• **Work instructions**:
For each line below that contains the word "beyond", return that line.

[Dataset records]
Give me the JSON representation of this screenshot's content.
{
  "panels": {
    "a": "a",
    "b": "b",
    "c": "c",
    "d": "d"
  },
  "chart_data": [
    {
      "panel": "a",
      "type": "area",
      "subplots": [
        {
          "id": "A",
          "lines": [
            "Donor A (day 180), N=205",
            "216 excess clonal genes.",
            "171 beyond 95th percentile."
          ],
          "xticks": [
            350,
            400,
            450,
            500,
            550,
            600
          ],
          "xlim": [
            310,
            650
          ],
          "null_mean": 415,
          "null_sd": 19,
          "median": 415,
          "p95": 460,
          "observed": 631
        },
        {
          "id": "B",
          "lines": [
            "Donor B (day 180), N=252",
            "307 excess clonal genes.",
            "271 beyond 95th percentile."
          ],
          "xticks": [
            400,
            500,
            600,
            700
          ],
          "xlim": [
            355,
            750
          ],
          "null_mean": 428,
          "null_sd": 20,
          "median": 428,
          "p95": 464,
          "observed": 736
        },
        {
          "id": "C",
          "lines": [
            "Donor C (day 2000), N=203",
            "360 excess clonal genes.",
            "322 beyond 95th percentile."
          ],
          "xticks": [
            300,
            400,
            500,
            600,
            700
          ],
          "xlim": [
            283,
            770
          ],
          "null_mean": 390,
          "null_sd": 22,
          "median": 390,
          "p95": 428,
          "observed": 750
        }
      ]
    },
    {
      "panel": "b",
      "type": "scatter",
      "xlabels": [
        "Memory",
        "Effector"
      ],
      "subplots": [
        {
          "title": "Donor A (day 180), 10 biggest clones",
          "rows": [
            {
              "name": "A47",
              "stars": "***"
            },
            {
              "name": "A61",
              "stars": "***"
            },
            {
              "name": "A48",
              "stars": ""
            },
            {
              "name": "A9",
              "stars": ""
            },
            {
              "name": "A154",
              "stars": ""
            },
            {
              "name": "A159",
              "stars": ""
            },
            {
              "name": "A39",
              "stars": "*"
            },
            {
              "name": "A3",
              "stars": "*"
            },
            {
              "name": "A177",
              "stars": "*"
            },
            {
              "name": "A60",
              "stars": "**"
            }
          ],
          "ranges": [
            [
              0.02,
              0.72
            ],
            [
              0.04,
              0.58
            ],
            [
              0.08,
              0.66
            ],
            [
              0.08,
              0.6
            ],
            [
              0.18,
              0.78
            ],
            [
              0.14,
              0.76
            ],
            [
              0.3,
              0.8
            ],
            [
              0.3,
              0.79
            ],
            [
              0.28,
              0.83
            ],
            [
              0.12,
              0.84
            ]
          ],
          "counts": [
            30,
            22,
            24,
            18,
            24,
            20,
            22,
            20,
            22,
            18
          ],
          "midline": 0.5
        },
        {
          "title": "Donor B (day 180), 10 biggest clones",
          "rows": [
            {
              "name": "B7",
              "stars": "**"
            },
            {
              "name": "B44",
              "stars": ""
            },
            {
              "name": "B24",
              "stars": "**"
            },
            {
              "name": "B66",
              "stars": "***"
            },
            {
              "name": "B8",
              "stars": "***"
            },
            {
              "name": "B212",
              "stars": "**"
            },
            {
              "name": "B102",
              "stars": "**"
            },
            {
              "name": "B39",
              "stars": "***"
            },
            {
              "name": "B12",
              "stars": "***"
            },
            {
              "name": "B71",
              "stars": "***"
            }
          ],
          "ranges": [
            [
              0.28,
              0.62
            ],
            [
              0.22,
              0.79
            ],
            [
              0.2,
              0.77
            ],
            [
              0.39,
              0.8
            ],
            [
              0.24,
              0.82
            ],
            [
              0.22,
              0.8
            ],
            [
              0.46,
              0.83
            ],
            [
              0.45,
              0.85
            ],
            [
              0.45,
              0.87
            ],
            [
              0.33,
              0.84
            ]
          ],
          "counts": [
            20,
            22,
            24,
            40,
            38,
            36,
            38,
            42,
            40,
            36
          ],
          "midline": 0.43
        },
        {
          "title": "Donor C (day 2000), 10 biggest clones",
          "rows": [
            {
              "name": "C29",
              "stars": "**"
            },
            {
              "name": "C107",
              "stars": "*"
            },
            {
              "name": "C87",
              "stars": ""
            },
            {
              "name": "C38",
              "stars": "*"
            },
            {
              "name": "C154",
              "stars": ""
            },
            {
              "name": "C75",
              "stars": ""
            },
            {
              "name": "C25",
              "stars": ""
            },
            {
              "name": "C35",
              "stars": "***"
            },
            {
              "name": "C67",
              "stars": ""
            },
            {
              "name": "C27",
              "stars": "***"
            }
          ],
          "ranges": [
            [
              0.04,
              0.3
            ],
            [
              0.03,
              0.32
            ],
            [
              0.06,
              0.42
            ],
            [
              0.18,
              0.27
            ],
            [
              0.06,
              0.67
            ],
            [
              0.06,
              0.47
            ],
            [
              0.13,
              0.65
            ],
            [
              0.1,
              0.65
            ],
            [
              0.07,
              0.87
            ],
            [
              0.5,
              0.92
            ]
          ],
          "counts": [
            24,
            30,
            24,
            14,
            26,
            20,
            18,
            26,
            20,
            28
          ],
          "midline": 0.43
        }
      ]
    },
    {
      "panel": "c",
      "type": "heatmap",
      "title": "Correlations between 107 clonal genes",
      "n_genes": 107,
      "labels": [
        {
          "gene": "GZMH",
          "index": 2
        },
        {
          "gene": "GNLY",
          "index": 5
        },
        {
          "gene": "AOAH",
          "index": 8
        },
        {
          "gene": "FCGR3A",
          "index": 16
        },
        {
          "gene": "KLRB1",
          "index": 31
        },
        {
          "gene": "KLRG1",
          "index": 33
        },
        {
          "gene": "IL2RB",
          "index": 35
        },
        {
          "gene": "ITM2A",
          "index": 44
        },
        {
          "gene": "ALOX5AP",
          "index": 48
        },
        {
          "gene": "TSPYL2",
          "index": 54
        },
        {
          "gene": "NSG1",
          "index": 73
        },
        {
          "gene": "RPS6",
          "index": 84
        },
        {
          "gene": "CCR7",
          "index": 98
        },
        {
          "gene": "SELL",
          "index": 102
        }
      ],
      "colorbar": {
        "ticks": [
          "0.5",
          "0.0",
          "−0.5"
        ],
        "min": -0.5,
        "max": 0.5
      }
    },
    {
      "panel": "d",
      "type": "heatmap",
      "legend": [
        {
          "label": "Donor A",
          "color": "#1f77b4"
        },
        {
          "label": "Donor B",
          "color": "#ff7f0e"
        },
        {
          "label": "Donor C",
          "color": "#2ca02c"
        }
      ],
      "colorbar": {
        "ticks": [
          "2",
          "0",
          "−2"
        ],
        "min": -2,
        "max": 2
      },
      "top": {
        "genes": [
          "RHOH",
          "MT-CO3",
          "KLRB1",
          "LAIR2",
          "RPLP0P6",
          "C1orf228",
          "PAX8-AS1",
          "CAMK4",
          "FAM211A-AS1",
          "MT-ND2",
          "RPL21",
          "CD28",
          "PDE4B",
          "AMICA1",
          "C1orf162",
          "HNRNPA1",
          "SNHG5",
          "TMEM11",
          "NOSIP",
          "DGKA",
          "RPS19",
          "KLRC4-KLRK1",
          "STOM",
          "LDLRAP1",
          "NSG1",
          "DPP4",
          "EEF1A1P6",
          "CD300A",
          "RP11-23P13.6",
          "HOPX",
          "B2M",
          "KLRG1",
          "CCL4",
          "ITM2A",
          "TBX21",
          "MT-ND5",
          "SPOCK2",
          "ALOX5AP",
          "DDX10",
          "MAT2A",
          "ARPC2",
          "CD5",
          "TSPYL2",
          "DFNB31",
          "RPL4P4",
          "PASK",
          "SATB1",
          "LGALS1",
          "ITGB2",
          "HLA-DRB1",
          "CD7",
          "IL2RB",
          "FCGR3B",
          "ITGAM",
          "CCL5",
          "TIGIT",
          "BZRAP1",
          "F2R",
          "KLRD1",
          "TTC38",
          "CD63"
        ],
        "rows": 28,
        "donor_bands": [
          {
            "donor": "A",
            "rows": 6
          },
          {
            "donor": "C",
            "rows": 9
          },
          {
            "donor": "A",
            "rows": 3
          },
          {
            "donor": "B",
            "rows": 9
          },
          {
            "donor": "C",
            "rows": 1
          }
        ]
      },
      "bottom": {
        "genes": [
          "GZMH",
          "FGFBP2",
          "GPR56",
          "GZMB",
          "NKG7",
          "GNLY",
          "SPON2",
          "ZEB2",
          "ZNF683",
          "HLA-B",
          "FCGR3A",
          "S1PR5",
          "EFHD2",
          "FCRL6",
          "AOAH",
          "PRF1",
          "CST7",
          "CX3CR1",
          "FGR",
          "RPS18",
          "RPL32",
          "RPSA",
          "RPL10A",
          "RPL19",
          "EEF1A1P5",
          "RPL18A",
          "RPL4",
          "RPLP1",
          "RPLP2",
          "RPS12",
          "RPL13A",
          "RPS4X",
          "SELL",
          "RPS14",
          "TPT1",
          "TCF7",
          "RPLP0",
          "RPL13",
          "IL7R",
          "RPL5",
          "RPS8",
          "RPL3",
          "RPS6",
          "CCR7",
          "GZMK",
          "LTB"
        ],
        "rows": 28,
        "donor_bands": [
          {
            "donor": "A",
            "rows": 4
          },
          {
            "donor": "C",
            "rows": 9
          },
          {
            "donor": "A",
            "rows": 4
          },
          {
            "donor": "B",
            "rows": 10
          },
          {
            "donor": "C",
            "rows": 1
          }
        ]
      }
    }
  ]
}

• **Response to the task**:
            "171 beyond 95th percentile."
            "271 beyond 95th percentile."
            "322 beyond 95th percentile."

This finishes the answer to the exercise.